Listed entries:
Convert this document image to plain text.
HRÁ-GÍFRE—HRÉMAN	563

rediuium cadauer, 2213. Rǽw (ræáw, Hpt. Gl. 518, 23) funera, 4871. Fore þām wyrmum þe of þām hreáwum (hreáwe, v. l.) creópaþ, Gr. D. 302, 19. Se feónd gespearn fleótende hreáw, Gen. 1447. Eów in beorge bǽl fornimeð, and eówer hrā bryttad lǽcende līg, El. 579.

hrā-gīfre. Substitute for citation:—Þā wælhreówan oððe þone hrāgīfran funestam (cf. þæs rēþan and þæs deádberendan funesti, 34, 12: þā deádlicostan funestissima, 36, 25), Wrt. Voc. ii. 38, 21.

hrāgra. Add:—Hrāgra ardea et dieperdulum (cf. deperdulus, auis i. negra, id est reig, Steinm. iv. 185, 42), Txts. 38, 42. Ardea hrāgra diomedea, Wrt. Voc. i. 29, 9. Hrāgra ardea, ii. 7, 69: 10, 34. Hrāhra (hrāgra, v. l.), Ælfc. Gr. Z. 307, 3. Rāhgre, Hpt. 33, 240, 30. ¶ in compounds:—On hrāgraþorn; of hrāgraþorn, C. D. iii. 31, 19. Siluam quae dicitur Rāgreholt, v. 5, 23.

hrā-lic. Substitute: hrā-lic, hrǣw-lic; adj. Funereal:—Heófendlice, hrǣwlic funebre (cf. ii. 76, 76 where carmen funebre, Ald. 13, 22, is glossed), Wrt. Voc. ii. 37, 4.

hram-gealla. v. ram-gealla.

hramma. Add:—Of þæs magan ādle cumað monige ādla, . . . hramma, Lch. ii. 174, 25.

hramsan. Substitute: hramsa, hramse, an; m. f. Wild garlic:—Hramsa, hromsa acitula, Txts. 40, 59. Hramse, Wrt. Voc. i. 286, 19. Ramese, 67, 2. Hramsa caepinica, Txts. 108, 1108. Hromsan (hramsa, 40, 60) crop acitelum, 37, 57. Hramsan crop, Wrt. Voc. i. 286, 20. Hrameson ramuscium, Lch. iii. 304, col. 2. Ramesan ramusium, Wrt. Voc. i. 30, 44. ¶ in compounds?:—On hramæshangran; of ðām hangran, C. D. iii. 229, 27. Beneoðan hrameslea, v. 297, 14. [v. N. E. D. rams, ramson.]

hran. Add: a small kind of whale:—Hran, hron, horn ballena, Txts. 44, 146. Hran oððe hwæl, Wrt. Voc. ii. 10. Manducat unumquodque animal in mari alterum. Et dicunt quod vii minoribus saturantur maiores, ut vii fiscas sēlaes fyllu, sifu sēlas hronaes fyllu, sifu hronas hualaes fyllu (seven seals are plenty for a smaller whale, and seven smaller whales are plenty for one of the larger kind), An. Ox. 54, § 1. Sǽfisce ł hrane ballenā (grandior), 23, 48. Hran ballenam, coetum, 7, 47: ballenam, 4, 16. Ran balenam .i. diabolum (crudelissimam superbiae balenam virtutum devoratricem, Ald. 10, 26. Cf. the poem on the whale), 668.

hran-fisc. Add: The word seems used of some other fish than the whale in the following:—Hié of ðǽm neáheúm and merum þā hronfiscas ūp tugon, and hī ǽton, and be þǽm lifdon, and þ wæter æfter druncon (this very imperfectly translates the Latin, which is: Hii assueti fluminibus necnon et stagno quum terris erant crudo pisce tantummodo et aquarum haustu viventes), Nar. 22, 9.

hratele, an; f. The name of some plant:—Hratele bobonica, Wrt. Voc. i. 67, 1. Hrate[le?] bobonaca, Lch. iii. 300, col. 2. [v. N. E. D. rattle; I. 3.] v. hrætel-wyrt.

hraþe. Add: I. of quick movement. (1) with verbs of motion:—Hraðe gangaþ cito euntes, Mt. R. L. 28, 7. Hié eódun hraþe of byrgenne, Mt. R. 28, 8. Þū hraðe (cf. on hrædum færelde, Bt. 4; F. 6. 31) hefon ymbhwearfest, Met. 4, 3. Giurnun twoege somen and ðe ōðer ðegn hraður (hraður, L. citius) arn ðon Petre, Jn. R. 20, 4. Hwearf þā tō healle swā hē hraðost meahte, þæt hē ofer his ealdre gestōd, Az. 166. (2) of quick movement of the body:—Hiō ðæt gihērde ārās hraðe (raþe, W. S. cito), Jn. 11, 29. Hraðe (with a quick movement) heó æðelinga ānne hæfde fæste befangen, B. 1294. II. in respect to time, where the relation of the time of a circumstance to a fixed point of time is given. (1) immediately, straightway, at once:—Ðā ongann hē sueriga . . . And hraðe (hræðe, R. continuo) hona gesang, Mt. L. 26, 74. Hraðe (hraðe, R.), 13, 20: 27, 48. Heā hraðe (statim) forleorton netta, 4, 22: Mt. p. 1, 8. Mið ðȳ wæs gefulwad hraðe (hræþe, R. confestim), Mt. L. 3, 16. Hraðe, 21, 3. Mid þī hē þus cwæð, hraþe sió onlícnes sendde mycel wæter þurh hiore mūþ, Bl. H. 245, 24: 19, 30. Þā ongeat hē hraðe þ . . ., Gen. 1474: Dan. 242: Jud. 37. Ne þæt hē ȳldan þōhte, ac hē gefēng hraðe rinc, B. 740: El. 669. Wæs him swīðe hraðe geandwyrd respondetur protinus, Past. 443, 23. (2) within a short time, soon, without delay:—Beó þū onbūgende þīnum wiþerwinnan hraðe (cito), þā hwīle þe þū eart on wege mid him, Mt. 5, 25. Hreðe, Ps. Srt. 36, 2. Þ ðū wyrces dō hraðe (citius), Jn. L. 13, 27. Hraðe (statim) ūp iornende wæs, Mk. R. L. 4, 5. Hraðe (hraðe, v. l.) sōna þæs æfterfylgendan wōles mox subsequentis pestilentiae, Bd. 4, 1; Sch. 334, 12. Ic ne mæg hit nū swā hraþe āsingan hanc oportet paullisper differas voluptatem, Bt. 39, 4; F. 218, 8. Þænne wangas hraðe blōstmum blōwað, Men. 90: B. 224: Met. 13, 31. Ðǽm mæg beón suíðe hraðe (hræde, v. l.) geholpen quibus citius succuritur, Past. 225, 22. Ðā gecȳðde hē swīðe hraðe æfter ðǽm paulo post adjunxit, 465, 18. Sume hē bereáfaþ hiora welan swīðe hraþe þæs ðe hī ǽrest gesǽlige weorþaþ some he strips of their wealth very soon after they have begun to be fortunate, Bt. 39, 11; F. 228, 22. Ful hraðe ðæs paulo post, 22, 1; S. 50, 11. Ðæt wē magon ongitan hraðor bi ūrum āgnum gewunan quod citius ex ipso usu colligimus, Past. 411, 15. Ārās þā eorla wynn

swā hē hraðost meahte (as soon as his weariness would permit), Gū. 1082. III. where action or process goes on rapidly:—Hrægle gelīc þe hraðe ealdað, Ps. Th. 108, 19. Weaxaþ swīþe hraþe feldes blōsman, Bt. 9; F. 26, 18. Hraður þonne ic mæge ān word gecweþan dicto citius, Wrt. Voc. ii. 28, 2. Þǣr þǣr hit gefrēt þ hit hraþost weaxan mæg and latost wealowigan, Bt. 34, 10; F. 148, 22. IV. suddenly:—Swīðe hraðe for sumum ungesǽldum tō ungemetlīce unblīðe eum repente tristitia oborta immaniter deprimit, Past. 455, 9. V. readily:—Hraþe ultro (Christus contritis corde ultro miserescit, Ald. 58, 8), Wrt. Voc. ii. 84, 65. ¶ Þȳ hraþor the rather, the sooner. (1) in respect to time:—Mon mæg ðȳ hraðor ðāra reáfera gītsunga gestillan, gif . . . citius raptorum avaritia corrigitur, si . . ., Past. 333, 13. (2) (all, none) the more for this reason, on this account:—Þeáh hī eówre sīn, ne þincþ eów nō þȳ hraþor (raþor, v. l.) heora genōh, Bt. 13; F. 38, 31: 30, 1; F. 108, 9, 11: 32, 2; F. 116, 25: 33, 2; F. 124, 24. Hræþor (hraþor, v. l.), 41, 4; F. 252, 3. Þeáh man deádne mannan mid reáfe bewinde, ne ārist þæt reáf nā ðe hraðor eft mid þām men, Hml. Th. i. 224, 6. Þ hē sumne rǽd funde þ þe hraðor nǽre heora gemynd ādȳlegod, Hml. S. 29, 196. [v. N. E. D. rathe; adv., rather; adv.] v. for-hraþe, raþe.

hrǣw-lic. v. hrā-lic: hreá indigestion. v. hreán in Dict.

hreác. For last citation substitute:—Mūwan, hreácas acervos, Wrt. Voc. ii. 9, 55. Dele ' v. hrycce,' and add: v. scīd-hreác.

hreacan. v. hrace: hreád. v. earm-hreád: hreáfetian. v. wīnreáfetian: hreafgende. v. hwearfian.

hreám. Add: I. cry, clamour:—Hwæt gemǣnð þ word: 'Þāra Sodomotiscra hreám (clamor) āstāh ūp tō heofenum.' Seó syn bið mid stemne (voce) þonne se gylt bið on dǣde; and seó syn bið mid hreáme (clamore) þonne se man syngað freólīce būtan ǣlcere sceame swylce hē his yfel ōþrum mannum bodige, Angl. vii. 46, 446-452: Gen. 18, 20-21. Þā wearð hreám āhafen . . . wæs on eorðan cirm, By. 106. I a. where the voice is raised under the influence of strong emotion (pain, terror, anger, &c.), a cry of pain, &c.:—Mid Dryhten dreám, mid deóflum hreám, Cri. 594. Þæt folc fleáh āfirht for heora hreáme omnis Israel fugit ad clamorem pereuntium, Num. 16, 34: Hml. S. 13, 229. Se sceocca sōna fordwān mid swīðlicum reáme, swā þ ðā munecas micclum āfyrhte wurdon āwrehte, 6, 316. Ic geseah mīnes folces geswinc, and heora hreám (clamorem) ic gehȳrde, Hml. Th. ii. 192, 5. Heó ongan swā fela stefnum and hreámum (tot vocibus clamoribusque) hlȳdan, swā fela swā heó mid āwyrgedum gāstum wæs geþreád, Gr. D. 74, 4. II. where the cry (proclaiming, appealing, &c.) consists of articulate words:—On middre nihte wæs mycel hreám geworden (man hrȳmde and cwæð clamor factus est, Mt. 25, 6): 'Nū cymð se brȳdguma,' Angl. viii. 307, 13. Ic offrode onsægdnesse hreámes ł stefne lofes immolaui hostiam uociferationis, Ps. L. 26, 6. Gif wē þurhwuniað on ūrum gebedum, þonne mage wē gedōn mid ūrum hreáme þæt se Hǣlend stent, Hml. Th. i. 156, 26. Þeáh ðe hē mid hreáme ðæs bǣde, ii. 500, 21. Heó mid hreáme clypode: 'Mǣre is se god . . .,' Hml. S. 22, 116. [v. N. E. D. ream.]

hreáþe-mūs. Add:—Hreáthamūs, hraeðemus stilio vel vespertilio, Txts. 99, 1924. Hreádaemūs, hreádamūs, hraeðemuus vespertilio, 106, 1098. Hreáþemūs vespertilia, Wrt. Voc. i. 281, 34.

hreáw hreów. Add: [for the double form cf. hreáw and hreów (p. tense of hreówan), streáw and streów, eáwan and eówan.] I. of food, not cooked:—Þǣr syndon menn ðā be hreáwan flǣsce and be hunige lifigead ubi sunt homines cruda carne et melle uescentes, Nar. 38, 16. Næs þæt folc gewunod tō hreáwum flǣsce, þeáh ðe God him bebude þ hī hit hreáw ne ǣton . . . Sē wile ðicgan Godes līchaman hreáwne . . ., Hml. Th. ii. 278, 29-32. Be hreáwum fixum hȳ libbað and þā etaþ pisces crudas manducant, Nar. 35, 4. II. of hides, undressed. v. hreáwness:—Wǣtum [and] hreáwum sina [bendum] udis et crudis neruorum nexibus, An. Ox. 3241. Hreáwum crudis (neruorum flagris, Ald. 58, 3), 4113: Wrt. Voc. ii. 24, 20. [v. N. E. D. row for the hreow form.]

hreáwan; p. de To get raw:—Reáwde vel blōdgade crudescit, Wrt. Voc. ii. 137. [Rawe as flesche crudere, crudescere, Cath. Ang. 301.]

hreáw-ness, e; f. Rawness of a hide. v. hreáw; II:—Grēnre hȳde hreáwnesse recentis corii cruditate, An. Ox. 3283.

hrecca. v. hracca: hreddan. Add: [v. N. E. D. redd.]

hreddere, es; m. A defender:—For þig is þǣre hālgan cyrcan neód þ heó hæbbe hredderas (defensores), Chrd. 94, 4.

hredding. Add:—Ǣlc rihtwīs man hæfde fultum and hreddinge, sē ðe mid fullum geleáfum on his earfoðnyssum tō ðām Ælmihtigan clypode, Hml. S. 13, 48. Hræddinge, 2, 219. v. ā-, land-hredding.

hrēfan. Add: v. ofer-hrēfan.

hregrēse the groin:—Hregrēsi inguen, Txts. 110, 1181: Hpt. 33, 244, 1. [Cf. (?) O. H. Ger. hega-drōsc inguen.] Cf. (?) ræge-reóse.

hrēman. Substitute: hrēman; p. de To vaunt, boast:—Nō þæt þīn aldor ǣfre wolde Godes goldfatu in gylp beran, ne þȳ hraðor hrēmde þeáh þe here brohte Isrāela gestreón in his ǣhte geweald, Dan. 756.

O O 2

Do this:
From the data above, count the lines where "hreáwan" occurs and give that figure and nothing else.

Response:
2